= WHAT NEEDS TO BE DONE =
Pull out all lines from the listing below in which the word "Surface" appears.

= Rows from a dataset =
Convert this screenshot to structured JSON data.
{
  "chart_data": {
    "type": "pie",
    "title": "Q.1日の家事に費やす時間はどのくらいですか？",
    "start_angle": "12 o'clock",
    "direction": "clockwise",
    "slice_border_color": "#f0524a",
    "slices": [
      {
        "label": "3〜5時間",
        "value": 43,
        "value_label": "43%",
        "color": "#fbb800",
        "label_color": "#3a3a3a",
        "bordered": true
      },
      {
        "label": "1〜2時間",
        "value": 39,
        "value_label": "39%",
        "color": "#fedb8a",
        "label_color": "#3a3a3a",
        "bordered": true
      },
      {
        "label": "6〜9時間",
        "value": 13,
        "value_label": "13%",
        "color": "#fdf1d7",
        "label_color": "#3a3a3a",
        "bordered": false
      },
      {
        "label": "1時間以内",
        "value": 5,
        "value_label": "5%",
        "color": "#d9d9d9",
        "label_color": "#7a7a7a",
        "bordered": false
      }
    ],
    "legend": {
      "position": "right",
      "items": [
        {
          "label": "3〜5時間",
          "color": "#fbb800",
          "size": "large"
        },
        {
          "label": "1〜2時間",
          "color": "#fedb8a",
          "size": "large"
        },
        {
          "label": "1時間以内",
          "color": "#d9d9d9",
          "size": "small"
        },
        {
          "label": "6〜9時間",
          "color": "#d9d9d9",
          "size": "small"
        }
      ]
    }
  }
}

--

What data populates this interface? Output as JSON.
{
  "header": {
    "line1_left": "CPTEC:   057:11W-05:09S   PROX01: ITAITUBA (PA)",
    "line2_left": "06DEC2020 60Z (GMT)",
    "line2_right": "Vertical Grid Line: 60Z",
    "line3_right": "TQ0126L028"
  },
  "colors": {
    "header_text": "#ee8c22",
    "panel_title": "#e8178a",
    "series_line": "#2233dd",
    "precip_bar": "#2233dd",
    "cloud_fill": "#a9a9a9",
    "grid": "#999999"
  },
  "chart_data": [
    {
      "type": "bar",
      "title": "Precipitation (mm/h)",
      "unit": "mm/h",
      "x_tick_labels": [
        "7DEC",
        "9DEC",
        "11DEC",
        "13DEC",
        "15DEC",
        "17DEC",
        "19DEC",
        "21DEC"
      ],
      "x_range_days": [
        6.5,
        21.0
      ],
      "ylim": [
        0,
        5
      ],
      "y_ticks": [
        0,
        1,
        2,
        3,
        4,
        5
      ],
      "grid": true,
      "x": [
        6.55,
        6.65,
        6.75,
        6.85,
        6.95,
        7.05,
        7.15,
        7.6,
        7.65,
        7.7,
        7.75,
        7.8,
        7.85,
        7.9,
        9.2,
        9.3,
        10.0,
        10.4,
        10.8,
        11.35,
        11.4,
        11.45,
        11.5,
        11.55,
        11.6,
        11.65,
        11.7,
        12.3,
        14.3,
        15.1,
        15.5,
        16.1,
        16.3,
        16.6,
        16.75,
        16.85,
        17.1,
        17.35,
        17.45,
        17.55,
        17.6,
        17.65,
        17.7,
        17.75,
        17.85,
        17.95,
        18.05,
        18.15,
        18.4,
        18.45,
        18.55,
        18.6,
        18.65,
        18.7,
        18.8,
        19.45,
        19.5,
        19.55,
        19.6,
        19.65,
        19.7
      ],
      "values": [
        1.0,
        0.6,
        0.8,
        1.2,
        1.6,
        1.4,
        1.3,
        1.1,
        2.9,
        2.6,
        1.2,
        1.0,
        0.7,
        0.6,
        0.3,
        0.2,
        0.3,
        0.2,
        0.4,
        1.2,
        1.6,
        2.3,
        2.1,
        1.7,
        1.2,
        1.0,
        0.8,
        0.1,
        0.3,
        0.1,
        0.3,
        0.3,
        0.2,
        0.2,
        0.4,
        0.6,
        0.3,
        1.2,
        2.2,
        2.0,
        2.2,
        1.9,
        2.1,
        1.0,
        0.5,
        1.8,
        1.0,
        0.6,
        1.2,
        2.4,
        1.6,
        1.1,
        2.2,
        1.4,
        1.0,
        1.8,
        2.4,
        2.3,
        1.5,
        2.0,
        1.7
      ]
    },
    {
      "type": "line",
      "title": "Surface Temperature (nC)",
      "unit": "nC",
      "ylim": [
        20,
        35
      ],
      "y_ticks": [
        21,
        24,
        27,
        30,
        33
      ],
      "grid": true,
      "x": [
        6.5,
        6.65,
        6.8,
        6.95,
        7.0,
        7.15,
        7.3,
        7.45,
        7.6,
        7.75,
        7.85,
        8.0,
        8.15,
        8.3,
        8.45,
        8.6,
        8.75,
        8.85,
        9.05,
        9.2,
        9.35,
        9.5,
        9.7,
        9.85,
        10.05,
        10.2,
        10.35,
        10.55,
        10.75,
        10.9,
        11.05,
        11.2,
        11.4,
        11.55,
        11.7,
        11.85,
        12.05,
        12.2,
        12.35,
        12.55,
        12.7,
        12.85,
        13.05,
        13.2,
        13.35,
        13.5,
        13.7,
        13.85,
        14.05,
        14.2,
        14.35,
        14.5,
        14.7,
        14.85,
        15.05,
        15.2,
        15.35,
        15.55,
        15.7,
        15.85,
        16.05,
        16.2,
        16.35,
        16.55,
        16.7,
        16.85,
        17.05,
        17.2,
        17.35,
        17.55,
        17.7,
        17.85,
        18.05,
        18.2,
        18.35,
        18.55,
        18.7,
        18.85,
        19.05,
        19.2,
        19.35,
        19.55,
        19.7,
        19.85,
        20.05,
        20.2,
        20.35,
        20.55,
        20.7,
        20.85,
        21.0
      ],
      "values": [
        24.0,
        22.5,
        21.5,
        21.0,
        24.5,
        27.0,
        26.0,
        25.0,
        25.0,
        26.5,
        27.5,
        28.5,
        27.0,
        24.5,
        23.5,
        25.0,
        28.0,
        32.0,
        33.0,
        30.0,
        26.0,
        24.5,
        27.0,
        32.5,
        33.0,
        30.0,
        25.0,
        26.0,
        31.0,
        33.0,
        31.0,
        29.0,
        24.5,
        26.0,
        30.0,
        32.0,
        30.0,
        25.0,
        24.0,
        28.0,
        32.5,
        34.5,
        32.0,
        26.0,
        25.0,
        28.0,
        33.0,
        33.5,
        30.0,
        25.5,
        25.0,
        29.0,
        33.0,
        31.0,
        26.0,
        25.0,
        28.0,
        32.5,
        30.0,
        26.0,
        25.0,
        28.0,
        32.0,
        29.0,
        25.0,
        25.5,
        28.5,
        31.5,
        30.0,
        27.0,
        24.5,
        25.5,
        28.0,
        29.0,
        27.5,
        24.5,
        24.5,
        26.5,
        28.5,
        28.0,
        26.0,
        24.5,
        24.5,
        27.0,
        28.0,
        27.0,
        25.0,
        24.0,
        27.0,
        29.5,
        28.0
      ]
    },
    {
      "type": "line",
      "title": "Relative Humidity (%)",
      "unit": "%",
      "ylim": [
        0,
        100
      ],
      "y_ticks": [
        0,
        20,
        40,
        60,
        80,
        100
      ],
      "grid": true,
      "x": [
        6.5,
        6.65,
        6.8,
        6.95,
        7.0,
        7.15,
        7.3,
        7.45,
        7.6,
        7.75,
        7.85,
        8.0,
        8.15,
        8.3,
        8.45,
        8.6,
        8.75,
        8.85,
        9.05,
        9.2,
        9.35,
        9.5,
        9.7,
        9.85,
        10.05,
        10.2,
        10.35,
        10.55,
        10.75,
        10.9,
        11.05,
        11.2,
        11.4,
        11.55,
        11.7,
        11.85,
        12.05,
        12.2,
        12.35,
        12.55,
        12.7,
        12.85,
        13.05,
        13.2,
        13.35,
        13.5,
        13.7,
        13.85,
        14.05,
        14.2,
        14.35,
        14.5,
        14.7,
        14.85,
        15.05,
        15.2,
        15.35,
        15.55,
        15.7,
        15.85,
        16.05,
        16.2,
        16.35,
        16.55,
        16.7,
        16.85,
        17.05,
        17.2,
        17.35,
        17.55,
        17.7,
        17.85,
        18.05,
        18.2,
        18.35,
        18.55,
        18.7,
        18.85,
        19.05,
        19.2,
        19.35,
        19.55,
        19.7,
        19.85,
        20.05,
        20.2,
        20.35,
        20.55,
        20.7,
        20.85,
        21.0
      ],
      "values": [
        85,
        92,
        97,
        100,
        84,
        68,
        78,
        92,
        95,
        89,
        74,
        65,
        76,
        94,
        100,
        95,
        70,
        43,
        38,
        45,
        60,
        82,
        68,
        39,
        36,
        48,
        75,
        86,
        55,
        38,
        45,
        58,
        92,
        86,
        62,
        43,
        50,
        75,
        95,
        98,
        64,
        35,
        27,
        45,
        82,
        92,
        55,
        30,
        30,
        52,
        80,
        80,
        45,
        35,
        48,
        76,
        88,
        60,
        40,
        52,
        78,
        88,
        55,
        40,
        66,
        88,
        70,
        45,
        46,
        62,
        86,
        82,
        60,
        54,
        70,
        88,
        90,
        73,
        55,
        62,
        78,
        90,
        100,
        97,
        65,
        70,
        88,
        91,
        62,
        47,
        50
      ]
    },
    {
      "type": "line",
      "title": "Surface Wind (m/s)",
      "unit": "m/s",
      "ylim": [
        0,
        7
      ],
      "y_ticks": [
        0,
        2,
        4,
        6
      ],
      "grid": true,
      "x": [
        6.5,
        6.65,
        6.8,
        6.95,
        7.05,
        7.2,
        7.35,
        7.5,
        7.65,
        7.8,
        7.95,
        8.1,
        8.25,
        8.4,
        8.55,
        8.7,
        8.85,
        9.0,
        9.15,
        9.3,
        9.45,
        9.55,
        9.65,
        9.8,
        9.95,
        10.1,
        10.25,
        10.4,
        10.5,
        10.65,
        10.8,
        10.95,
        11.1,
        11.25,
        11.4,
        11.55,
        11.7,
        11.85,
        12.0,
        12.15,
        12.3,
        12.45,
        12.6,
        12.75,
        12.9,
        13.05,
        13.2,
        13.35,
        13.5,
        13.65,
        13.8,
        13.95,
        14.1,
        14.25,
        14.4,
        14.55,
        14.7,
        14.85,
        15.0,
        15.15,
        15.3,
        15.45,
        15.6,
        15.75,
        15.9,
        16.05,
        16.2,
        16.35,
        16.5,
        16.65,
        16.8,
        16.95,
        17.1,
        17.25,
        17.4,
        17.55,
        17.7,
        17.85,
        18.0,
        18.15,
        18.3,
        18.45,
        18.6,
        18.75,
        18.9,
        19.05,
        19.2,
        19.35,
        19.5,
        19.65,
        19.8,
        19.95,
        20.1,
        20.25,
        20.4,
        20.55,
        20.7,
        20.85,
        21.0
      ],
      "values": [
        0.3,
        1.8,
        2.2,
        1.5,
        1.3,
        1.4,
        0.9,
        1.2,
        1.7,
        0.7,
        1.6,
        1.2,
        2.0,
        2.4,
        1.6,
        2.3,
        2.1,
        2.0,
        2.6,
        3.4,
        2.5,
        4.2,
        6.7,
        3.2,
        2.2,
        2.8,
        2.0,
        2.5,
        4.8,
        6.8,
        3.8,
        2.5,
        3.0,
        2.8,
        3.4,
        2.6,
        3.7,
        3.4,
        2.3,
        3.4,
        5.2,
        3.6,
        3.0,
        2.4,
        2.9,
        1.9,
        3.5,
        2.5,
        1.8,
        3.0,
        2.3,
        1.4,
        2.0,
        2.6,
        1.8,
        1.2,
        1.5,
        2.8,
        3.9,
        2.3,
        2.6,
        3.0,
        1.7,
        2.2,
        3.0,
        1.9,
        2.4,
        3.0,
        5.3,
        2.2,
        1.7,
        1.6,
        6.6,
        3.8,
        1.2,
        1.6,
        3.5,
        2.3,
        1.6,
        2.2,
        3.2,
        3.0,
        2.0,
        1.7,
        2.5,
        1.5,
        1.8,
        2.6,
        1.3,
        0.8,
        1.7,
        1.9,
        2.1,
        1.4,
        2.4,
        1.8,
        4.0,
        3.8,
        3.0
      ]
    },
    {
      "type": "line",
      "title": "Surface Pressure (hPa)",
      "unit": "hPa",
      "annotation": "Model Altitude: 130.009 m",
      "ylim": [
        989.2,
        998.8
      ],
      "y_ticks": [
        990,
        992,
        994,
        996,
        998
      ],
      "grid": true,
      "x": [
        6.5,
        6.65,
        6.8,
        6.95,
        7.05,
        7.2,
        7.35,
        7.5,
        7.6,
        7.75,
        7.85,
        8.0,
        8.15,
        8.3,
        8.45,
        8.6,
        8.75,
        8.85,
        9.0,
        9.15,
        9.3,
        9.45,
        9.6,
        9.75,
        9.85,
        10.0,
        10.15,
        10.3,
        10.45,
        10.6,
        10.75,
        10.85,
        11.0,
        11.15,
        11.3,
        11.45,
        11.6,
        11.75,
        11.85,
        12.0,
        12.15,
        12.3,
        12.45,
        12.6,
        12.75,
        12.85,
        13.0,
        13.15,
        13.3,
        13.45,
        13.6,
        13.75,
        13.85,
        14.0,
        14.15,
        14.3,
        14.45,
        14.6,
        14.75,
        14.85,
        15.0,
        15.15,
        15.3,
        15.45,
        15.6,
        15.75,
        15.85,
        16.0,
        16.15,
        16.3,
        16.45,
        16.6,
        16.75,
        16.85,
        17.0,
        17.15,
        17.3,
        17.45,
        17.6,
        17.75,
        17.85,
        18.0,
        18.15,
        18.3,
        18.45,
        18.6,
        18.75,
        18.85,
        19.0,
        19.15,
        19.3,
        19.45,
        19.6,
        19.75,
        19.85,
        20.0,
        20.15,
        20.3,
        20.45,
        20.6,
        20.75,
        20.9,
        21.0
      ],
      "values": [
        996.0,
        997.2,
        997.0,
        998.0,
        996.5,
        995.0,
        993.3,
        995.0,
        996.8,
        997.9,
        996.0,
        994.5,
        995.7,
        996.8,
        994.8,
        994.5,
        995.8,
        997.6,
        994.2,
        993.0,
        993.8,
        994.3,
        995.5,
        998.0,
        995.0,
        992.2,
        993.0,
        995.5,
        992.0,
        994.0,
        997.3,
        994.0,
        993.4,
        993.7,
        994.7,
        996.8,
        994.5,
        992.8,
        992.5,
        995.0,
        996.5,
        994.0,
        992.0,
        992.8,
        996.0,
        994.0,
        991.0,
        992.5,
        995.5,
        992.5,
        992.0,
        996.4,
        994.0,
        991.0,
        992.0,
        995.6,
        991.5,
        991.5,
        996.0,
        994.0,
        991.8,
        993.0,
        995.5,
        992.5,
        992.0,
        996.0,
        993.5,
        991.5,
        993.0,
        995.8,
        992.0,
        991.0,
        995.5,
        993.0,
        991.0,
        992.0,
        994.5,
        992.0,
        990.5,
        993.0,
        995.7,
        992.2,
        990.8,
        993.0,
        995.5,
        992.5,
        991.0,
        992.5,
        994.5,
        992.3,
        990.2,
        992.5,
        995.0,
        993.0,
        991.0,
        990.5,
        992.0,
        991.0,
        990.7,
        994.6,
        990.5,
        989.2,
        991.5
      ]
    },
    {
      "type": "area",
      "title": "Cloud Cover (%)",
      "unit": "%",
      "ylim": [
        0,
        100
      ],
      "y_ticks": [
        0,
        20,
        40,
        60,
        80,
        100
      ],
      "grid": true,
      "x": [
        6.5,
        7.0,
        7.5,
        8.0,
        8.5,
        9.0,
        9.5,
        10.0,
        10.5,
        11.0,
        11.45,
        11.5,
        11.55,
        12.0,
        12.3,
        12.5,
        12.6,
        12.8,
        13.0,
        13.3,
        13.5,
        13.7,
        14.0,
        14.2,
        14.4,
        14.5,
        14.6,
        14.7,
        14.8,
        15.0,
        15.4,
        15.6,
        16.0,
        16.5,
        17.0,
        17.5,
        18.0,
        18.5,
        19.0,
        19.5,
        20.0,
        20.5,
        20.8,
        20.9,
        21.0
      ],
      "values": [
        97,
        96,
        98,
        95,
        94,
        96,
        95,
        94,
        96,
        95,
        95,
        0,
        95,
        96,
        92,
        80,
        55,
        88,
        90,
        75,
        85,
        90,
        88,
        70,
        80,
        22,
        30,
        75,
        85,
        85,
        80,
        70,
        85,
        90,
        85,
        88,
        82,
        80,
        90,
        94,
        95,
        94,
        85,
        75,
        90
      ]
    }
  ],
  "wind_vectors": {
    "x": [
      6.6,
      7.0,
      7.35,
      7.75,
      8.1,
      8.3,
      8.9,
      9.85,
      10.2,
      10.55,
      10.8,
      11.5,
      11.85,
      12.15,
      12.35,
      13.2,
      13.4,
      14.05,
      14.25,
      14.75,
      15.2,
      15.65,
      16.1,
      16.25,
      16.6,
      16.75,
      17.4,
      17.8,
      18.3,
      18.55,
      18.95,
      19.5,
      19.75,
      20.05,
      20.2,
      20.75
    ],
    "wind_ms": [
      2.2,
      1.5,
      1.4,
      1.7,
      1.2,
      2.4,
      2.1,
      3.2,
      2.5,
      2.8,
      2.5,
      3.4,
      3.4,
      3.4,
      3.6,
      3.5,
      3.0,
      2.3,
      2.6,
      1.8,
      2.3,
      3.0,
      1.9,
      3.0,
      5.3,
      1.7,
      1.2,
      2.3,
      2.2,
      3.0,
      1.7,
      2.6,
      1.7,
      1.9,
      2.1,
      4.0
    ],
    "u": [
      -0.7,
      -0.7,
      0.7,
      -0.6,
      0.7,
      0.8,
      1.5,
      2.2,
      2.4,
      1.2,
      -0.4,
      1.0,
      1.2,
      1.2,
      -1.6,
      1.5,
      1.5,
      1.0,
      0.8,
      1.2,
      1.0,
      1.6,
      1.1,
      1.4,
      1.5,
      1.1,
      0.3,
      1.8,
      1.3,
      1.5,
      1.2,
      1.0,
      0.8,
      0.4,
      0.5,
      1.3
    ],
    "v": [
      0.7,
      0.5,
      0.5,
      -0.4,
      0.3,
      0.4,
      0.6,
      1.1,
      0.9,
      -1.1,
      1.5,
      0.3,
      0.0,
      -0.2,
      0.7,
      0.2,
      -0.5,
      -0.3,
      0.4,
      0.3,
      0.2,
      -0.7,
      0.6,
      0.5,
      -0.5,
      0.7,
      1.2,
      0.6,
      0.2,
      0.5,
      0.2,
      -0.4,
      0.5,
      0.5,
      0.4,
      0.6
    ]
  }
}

= FULL RESPONSE =
      "title": "Surface Temperature (nC)",
      "title": "Surface Wind (m/s)",
      "title": "Surface Pressure (hPa)",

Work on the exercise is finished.